● **GOAL**
Pick out every line with the word "this" and copy it.

start ENTRIES PROVIDED

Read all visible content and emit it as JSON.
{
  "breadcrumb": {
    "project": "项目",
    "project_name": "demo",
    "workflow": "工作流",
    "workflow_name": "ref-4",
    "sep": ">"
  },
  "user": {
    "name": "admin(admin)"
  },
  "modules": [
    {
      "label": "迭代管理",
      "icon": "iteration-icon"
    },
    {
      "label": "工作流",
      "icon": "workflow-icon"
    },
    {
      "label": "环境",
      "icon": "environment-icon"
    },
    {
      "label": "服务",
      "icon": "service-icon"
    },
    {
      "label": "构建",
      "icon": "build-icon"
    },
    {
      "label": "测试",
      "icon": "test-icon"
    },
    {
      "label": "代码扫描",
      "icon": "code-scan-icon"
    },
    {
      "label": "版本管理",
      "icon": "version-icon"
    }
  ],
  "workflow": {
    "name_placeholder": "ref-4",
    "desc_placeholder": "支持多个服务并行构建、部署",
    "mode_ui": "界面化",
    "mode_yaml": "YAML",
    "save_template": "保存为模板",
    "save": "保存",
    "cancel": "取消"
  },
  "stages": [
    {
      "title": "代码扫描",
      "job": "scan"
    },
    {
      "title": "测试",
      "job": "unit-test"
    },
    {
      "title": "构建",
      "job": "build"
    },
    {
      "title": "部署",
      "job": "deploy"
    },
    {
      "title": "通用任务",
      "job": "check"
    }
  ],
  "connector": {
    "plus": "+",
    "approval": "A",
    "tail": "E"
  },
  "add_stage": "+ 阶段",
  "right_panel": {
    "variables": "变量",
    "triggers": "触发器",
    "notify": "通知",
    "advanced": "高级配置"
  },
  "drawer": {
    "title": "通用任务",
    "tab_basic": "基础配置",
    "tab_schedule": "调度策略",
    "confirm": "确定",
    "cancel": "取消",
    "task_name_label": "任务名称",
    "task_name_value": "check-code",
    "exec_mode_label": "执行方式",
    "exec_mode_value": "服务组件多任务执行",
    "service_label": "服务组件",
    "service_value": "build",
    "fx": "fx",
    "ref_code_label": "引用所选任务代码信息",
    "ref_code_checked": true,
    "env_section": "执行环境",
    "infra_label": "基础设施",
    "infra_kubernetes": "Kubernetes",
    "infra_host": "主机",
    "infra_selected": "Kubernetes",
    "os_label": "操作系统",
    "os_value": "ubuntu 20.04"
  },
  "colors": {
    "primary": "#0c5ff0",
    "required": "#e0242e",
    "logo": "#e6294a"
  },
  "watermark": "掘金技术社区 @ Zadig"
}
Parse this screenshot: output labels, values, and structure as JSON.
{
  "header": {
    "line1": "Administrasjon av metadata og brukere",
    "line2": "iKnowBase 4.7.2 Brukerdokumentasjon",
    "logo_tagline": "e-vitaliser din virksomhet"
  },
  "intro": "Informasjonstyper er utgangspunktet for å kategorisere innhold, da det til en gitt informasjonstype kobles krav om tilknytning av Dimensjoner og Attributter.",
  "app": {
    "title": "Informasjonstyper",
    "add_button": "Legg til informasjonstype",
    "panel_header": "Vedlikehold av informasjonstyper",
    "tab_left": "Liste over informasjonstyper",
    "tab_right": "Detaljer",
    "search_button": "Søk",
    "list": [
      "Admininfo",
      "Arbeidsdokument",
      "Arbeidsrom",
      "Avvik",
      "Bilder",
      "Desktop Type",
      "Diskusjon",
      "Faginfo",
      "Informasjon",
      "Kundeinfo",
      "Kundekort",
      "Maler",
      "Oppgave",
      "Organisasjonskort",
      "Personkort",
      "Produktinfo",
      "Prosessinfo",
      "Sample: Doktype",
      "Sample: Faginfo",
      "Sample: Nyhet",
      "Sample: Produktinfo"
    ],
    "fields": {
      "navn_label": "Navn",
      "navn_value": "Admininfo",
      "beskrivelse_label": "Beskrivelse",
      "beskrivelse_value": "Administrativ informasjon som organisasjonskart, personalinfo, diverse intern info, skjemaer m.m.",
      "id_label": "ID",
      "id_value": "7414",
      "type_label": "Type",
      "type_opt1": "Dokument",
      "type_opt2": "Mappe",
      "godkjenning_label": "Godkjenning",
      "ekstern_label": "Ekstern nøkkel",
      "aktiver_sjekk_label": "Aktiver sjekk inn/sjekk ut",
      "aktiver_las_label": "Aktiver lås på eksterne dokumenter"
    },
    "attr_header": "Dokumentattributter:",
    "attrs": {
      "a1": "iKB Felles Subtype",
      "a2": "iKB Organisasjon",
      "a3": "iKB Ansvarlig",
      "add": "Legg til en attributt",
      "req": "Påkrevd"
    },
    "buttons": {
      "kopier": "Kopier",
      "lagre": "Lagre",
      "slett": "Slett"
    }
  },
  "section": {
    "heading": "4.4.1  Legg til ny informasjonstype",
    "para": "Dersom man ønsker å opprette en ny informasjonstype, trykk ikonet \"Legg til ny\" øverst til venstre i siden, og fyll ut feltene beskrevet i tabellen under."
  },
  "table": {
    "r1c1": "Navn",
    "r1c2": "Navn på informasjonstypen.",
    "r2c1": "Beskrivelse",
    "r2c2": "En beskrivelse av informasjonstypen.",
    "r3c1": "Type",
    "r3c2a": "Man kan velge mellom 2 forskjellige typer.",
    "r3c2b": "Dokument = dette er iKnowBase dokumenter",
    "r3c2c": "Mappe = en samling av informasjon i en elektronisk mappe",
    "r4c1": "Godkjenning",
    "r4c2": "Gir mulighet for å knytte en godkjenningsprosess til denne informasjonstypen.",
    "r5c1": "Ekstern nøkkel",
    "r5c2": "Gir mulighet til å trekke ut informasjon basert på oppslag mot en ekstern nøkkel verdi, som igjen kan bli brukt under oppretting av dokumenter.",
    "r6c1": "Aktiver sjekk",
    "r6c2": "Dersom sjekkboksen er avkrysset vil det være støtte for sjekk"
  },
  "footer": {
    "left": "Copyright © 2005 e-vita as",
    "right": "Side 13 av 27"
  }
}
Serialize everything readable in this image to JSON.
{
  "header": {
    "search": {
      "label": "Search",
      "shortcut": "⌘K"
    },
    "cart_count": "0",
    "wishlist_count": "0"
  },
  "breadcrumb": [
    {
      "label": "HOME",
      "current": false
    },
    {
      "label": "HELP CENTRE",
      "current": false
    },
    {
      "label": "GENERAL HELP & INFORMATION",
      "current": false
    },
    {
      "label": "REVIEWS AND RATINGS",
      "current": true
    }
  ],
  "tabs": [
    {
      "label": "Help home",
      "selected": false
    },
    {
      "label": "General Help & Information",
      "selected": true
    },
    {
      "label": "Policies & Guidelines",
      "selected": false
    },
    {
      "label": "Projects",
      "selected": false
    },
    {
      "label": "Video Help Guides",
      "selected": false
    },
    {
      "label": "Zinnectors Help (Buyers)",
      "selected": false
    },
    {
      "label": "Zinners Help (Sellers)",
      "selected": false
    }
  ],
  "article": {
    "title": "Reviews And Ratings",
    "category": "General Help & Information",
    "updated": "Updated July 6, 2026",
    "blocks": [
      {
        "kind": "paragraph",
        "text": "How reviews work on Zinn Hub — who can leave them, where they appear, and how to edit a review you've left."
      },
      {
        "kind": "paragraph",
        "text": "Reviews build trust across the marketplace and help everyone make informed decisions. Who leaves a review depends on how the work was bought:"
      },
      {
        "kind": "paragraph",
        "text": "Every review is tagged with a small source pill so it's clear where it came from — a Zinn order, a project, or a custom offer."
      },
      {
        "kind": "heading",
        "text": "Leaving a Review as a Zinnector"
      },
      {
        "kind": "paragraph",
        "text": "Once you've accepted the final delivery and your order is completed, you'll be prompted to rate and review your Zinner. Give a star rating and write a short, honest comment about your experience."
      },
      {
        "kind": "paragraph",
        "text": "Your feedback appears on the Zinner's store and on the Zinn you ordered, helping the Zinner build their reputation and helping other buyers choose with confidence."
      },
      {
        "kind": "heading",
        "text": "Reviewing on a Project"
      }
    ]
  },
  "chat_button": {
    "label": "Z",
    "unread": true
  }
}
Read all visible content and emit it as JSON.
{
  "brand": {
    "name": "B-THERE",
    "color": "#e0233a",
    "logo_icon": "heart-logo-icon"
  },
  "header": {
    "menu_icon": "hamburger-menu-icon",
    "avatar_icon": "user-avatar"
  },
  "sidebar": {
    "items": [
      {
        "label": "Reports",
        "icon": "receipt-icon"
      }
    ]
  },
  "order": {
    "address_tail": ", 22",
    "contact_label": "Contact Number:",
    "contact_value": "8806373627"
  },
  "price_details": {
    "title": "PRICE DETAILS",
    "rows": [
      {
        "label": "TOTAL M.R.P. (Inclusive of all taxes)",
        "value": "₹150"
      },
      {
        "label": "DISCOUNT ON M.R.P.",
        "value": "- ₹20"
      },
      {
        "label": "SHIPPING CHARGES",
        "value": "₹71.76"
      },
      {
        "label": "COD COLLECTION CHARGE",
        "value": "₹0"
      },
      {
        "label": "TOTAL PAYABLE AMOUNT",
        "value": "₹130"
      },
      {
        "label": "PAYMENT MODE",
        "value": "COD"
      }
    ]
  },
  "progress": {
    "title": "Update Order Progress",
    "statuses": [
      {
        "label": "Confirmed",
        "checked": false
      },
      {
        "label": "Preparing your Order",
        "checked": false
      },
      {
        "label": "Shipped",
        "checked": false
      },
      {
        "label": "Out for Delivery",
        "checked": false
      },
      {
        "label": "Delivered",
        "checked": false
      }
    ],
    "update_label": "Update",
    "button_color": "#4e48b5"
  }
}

end ENTRIES PROVIDED

● **WRITTEN RESPONSE**
Parse this screenshot: output labels, values, and structure as JSON.
Serialize everything readable in this image to JSON.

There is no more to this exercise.